▶ _EXERCISE BRIEF_: Go through the records underneath and write each one out again exactly.

## BEGIN DATA PROVIDED

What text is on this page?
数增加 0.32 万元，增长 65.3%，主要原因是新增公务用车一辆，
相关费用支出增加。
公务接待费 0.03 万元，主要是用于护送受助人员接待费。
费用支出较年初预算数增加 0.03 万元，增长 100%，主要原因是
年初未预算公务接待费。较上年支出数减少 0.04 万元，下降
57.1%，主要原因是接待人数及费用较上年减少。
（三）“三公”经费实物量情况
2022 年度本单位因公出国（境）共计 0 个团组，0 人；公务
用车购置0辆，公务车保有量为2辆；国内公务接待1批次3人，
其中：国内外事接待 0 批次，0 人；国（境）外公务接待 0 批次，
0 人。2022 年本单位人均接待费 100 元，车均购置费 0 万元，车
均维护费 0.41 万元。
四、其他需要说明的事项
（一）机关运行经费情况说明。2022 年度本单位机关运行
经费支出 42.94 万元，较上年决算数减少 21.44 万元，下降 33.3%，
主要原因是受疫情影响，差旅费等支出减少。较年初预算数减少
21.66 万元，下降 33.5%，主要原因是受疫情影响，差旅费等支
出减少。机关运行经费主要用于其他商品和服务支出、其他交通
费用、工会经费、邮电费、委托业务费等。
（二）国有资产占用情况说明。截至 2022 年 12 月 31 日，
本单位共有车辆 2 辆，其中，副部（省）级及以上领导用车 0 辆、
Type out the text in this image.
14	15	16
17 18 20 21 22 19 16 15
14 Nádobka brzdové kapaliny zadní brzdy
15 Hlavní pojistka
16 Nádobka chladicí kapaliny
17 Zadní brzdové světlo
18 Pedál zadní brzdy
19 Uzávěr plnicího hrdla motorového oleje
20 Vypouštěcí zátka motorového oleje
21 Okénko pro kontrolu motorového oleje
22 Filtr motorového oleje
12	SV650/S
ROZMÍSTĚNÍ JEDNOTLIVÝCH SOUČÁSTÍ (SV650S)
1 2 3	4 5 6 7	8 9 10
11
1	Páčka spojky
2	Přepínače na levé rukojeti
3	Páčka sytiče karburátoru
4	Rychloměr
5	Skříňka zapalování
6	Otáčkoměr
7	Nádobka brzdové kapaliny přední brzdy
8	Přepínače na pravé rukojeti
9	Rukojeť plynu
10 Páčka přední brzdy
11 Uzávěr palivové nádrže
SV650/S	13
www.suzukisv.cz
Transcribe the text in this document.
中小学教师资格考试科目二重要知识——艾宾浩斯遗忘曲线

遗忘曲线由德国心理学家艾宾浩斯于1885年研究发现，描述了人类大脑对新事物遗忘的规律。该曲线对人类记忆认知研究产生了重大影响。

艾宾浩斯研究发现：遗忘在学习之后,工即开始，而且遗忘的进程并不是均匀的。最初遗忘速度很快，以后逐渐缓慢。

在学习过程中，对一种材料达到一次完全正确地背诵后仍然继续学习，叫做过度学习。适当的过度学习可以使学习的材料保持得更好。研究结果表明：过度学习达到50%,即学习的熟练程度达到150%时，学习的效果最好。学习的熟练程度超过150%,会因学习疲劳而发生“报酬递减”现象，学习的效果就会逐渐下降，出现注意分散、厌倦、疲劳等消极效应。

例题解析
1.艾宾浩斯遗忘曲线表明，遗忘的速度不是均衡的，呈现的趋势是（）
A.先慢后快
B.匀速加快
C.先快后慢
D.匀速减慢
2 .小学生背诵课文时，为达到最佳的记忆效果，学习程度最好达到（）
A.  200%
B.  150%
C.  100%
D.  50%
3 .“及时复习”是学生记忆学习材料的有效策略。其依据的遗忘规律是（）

## END DATA PROVIDED

▶ _THE OUTPUT_:
What text is on this page?
数增加 0.32 万元，增长 65.3%，主要原因是新增公务用车一辆，
相关费用支出增加。
公务接待费 0.03 万元，主要是用于护送受助人员接待费。
费用支出较年初预算数增加 0.03 万元，增长 100%，主要原因是
年初未预算公务接待费。较上年支出数减少 0.04 万元，下降
57.1%，主要原因是接待人数及费用较上年减少。
（三）“三公”经费实物量情况
2022 年度本单位因公出国（境）共计 0 个团组，0 人；公务
用车购置0辆，公务车保有量为2辆；国内公务接待1批次3人，
其中：国内外事接待 0 批次，0 人；国（境）外公务接待 0 批次，
0 人。2022 年本单位人均接待费 100 元，车均购置费 0 万元，车
均维护费 0.41 万元。
四、其他需要说明的事项
（一）机关运行经费情况说明。2022 年度本单位机关运行
经费支出 42.94 万元，较上年决算数减少 21.44 万元，下降 33.3%，
主要原因是受疫情影响，差旅费等支出减少。较年初预算数减少
21.66 万元，下降 33.5%，主要原因是受疫情影响，差旅费等支
出减少。机关运行经费主要用于其他商品和服务支出、其他交通
费用、工会经费、邮电费、委托业务费等。
（二）国有资产占用情况说明。截至 2022 年 12 月 31 日，
本单位共有车辆 2 辆，其中，副部（省）级及以上领导用车 0 辆、
Type out the text in this image.
14	15	16
17 18 20 21 22 19 16 15
14 Nádobka brzdové kapaliny zadní brzdy
15 Hlavní pojistka
16 Nádobka chladicí kapaliny
17 Zadní brzdové světlo
18 Pedál zadní brzdy
19 Uzávěr plnicího hrdla motorového oleje
20 Vypouštěcí zátka motorového oleje
21 Okénko pro kontrolu motorového oleje
22 Filtr motorového oleje
12	SV650/S
ROZMÍSTĚNÍ JEDNOTLIVÝCH SOUČÁSTÍ (SV650S)
1 2 3	4 5 6 7	8 9 10
11
1	Páčka spojky
2	Přepínače na levé rukojeti
3	Páčka sytiče karburátoru
4	Rychloměr
5	Skříňka zapalování
6	Otáčkoměr
7	Nádobka brzdové kapaliny přední brzdy
8	Přepínače na pravé rukojeti
9	Rukojeť plynu
10 Páčka přední brzdy
11 Uzávěr palivové nádrže
SV650/S	13
www.suzukisv.cz
Transcribe the text in this document.
中小学教师资格考试科目二重要知识——艾宾浩斯遗忘曲线

遗忘曲线由德国心理学家艾宾浩斯于1885年研究发现，描述了人类大脑对新事物遗忘的规律。该曲线对人类记忆认知研究产生了重大影响。

艾宾浩斯研究发现：遗忘在学习之后,工即开始，而且遗忘的进程并不是均匀的。最初遗忘速度很快，以后逐渐缓慢。

在学习过程中，对一种材料达到一次完全正确地背诵后仍然继续学习，叫做过度学习。适当的过度学习可以使学习的材料保持得更好。研究结果表明：过度学习达到50%,即学习的熟练程度达到150%时，学习的效果最好。学习的熟练程度超过150%,会因学习疲劳而发生“报酬递减”现象，学习的效果就会逐渐下降，出现注意分散、厌倦、疲劳等消极效应。

例题解析
1.艾宾浩斯遗忘曲线表明，遗忘的速度不是均衡的，呈现的趋势是（）
A.先慢后快
B.匀速加快
C.先快后慢
D.匀速减慢
2 .小学生背诵课文时，为达到最佳的记忆效果，学习程度最好达到（）
A.  200%
B.  150%
C.  100%
D.  50%
3 .“及时复习”是学生记忆学习材料的有效策略。其依据的遗忘规律是（）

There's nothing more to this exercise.